[Dataset rows]
_ _ _ _ _

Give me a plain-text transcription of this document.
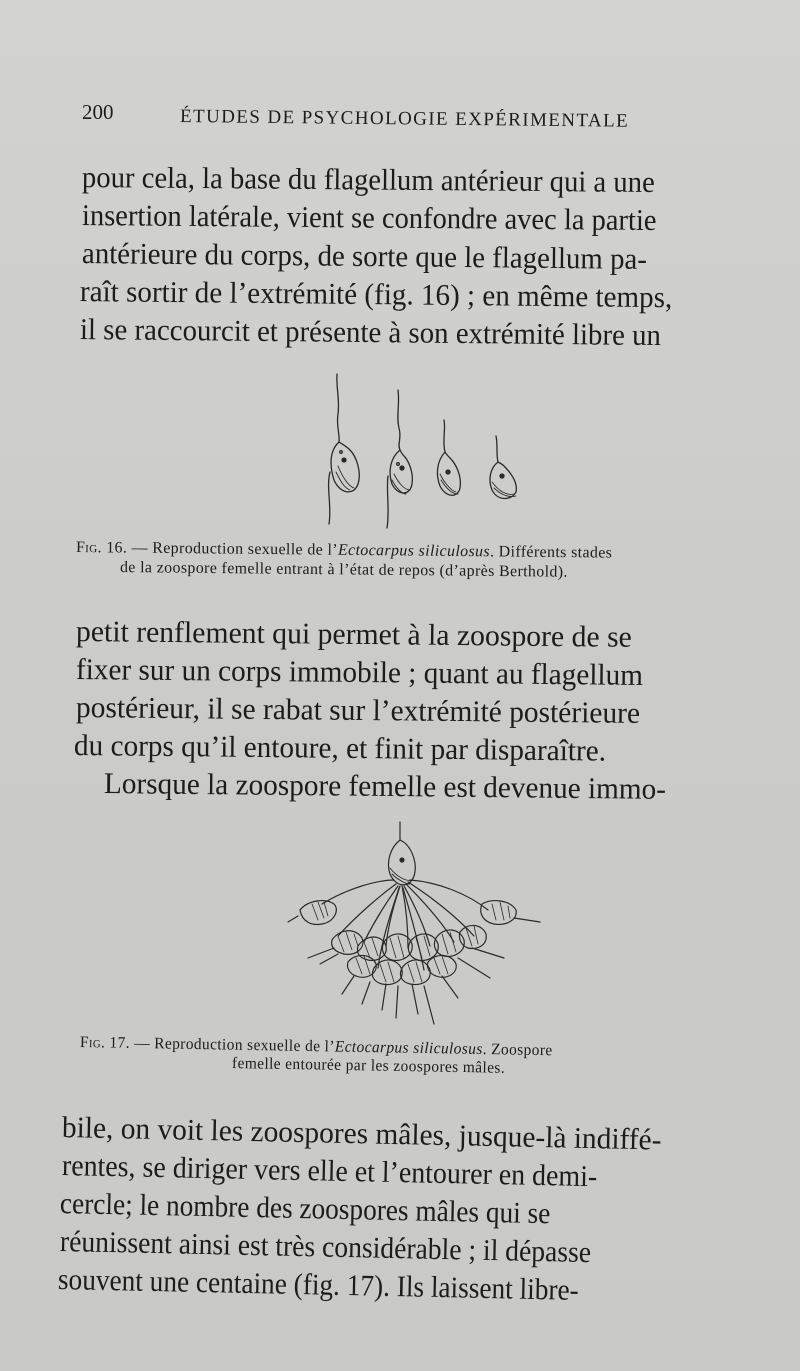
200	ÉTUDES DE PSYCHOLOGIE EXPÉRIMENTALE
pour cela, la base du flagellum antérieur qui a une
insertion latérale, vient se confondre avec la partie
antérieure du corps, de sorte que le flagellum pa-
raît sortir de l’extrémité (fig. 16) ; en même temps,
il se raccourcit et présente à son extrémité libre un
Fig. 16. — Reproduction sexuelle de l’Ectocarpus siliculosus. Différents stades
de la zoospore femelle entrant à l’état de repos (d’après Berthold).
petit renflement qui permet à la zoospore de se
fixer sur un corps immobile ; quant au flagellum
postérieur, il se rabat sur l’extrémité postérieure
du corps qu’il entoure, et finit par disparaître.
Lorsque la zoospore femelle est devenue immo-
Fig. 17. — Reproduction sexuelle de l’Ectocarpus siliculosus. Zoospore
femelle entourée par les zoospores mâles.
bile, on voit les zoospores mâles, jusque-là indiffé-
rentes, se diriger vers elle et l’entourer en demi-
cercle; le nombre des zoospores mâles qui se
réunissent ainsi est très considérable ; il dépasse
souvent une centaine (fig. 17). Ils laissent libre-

_ _ _ _ _

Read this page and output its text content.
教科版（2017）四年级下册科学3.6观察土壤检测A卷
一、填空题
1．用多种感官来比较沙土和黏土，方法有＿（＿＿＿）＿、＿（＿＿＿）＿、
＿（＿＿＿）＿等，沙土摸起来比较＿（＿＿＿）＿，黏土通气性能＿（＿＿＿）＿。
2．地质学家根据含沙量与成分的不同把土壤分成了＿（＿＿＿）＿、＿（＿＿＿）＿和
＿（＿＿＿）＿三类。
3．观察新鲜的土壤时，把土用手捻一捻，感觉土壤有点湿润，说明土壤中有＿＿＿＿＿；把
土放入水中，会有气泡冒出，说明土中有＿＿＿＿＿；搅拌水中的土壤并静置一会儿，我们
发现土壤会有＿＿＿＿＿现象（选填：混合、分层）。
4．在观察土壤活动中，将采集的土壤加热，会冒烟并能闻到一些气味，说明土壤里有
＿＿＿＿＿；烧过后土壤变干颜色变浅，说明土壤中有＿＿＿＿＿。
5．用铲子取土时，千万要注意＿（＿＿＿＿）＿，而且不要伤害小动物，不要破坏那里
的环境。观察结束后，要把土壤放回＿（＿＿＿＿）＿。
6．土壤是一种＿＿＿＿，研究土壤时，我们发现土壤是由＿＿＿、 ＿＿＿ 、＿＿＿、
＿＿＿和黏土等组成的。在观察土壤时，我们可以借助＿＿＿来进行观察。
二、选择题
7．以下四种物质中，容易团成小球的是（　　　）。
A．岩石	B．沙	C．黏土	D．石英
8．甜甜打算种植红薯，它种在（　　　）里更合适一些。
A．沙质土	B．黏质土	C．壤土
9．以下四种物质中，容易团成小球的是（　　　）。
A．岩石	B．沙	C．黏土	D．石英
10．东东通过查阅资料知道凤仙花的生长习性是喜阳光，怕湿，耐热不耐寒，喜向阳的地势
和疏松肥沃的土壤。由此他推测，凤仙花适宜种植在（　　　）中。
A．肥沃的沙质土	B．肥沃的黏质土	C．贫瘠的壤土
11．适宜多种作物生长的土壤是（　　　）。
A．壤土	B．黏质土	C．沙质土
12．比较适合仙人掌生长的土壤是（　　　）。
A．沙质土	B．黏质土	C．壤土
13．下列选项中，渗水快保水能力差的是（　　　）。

_ _ _ _ _

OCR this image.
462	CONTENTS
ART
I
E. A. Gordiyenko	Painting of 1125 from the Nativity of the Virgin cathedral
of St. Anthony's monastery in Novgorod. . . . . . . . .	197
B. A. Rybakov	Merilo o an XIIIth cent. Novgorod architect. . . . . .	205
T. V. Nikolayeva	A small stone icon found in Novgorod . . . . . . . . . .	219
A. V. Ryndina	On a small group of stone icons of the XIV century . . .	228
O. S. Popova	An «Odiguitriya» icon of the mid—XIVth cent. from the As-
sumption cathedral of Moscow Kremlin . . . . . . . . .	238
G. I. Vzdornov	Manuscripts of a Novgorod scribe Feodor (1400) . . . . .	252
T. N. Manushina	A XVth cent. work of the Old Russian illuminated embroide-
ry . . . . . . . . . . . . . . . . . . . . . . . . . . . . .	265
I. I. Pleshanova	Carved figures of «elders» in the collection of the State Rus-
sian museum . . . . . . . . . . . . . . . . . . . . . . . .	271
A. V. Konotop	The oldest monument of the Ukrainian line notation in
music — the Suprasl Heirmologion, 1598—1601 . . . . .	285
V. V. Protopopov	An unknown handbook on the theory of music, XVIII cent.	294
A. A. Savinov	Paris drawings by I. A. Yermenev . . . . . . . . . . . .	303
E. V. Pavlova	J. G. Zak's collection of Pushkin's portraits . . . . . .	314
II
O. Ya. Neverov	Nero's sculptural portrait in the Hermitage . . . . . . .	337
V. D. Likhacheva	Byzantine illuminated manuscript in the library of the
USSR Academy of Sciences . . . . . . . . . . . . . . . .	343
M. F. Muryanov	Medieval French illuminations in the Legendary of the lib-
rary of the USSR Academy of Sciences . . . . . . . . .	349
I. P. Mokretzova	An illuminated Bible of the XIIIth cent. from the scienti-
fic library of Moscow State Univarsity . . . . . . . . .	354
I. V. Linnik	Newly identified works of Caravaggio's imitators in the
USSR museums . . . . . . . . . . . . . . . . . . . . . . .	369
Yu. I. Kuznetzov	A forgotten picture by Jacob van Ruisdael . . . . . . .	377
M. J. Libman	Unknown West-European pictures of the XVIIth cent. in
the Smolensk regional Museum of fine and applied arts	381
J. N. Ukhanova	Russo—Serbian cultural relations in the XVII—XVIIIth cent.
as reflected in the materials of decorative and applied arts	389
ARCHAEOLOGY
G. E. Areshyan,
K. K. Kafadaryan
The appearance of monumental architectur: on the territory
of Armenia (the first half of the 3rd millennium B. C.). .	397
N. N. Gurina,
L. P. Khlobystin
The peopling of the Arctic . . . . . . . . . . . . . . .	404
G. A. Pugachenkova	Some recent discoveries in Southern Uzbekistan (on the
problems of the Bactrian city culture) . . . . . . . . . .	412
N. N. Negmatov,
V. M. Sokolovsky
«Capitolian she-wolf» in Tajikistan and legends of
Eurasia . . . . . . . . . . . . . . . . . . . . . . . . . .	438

_ _ _ _ _

> TASK DESCRIPTION
Which lines include the word "USSR"? Copy every one of them.

> RESPONSE TO THE EXERCISE
USSR Academy of Sciences . . . . . . . . . . . . . . . .	343
rary of the USSR Academy of Sciences . . . . . . . . .	349
USSR museums . . . . . . . . . . . . . . . . . . . . . . .	369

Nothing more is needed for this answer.